- _What you will do_:
Repeat each of the lines below word for word, keeping their order.

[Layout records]

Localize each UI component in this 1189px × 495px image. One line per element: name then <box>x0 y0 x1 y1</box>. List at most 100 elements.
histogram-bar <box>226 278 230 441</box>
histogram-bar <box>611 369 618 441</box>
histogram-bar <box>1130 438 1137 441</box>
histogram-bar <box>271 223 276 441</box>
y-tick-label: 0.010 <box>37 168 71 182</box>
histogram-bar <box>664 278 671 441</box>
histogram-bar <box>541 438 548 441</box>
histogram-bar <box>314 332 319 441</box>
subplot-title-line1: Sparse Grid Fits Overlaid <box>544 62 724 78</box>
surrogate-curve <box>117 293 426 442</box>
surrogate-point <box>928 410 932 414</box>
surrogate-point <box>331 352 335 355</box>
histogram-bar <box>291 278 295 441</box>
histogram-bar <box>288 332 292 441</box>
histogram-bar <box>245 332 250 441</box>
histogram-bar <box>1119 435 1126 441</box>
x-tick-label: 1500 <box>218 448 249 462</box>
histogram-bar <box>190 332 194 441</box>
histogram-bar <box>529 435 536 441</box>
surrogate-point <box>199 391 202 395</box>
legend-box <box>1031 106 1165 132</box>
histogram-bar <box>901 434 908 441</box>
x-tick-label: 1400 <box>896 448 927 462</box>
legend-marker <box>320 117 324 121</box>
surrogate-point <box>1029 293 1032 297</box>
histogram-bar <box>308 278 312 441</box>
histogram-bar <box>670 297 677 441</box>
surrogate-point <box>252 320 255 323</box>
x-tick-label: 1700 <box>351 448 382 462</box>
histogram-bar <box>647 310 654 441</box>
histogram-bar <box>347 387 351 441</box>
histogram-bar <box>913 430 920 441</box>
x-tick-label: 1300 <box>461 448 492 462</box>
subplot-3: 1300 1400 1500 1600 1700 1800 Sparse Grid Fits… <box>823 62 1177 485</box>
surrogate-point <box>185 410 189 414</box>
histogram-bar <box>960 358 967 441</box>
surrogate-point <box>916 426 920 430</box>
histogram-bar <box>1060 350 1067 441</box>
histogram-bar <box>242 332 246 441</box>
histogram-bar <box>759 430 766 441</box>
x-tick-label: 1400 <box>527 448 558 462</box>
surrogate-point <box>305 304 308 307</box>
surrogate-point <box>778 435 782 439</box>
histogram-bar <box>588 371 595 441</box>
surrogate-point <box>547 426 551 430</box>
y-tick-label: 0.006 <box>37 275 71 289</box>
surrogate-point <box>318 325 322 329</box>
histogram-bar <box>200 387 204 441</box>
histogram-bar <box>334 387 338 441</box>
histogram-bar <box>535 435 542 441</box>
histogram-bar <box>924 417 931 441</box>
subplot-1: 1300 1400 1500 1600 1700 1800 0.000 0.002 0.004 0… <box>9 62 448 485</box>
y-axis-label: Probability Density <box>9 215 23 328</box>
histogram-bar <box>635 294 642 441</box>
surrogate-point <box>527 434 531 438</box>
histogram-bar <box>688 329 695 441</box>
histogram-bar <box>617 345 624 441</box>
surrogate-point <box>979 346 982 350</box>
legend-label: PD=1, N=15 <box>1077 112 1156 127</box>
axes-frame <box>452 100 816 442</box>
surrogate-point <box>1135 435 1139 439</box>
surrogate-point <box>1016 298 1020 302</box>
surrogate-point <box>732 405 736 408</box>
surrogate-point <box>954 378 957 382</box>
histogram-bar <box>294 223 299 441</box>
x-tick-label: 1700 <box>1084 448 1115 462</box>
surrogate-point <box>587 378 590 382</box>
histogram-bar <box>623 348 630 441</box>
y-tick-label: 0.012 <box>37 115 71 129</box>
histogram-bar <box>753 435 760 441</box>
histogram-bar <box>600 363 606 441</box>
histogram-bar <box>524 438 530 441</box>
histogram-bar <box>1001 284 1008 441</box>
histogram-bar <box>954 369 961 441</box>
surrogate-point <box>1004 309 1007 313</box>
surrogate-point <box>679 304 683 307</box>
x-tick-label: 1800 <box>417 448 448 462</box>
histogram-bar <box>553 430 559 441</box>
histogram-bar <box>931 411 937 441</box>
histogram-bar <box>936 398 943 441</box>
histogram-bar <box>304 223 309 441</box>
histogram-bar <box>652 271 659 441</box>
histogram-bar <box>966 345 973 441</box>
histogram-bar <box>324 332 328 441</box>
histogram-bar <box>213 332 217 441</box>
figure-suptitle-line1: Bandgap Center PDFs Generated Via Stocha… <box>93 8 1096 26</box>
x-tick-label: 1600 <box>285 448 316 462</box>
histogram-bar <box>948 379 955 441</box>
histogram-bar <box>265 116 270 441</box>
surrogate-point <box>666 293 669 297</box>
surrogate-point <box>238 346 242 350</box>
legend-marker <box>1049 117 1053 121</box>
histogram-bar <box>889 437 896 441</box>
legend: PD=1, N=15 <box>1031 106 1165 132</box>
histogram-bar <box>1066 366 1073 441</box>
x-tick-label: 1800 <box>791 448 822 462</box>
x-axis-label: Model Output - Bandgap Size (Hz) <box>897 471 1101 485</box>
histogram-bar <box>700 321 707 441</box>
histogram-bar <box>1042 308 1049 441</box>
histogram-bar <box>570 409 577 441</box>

- _Task output_:
Localize each UI component in this 1189px × 495px image. One line per element: name then <box>x0 y0 x1 y1</box>. List at most 100 elements.
histogram-bar <box>226 278 230 441</box>
histogram-bar <box>611 369 618 441</box>
histogram-bar <box>1130 438 1137 441</box>
histogram-bar <box>271 223 276 441</box>
y-tick-label: 0.010 <box>37 168 71 182</box>
histogram-bar <box>664 278 671 441</box>
histogram-bar <box>541 438 548 441</box>
histogram-bar <box>314 332 319 441</box>
subplot-title-line1: Sparse Grid Fits Overlaid <box>544 62 724 78</box>
surrogate-curve <box>117 293 426 442</box>
surrogate-point <box>928 410 932 414</box>
surrogate-point <box>331 352 335 355</box>
histogram-bar <box>291 278 295 441</box>
histogram-bar <box>288 332 292 441</box>
histogram-bar <box>245 332 250 441</box>
histogram-bar <box>1119 435 1126 441</box>
x-tick-label: 1500 <box>218 448 249 462</box>
histogram-bar <box>190 332 194 441</box>
histogram-bar <box>529 435 536 441</box>
surrogate-point <box>199 391 202 395</box>
legend-box <box>1031 106 1165 132</box>
histogram-bar <box>901 434 908 441</box>
x-tick-label: 1400 <box>896 448 927 462</box>
legend-marker <box>320 117 324 121</box>
surrogate-point <box>1029 293 1032 297</box>
histogram-bar <box>308 278 312 441</box>
histogram-bar <box>670 297 677 441</box>
surrogate-point <box>252 320 255 323</box>
x-tick-label: 1700 <box>351 448 382 462</box>
histogram-bar <box>647 310 654 441</box>
histogram-bar <box>347 387 351 441</box>
histogram-bar <box>913 430 920 441</box>
x-tick-label: 1300 <box>461 448 492 462</box>
subplot-3: 1300 1400 1500 1600 1700 1800 Sparse Grid Fits… <box>823 62 1177 485</box>
surrogate-point <box>185 410 189 414</box>
histogram-bar <box>960 358 967 441</box>
surrogate-point <box>916 426 920 430</box>
histogram-bar <box>1060 350 1067 441</box>
histogram-bar <box>242 332 246 441</box>
histogram-bar <box>759 430 766 441</box>
x-tick-label: 1400 <box>527 448 558 462</box>
surrogate-point <box>305 304 308 307</box>
surrogate-point <box>778 435 782 439</box>
histogram-bar <box>588 371 595 441</box>
surrogate-point <box>547 426 551 430</box>
y-tick-label: 0.006 <box>37 275 71 289</box>
surrogate-point <box>318 325 322 329</box>
histogram-bar <box>200 387 204 441</box>
histogram-bar <box>334 387 338 441</box>
histogram-bar <box>535 435 542 441</box>
histogram-bar <box>924 417 931 441</box>
subplot-1: 1300 1400 1500 1600 1700 1800 0.000 0.002 0.004 0… <box>9 62 448 485</box>
y-axis-label: Probability Density <box>9 215 23 328</box>
histogram-bar <box>635 294 642 441</box>
surrogate-point <box>527 434 531 438</box>
histogram-bar <box>688 329 695 441</box>
histogram-bar <box>617 345 624 441</box>
surrogate-point <box>979 346 982 350</box>
legend-label: PD=1, N=15 <box>1077 112 1156 127</box>
axes-frame <box>452 100 816 442</box>
surrogate-point <box>1135 435 1139 439</box>
surrogate-point <box>1016 298 1020 302</box>
surrogate-point <box>732 405 736 408</box>
surrogate-point <box>954 378 957 382</box>
histogram-bar <box>294 223 299 441</box>
x-tick-label: 1700 <box>1084 448 1115 462</box>
surrogate-point <box>587 378 590 382</box>
histogram-bar <box>623 348 630 441</box>
y-tick-label: 0.012 <box>37 115 71 129</box>
histogram-bar <box>753 435 760 441</box>
histogram-bar <box>600 363 606 441</box>
histogram-bar <box>524 438 530 441</box>
histogram-bar <box>1001 284 1008 441</box>
histogram-bar <box>954 369 961 441</box>
surrogate-point <box>1004 309 1007 313</box>
surrogate-point <box>679 304 683 307</box>
x-tick-label: 1800 <box>417 448 448 462</box>
histogram-bar <box>553 430 559 441</box>
histogram-bar <box>931 411 937 441</box>
histogram-bar <box>936 398 943 441</box>
histogram-bar <box>304 223 309 441</box>
histogram-bar <box>652 271 659 441</box>
histogram-bar <box>966 345 973 441</box>
histogram-bar <box>324 332 328 441</box>
histogram-bar <box>213 332 217 441</box>
figure-suptitle-line1: Bandgap Center PDFs Generated Via Stocha… <box>93 8 1096 26</box>
x-tick-label: 1600 <box>285 448 316 462</box>
histogram-bar <box>948 379 955 441</box>
histogram-bar <box>265 116 270 441</box>
surrogate-point <box>666 293 669 297</box>
surrogate-point <box>238 346 242 350</box>
legend-marker <box>1049 117 1053 121</box>
histogram-bar <box>889 437 896 441</box>
legend: PD=1, N=15 <box>1031 106 1165 132</box>
histogram-bar <box>1066 366 1073 441</box>
x-tick-label: 1800 <box>791 448 822 462</box>
x-axis-label: Model Output - Bandgap Size (Hz) <box>897 471 1101 485</box>
histogram-bar <box>700 321 707 441</box>
histogram-bar <box>1042 308 1049 441</box>
histogram-bar <box>570 409 577 441</box>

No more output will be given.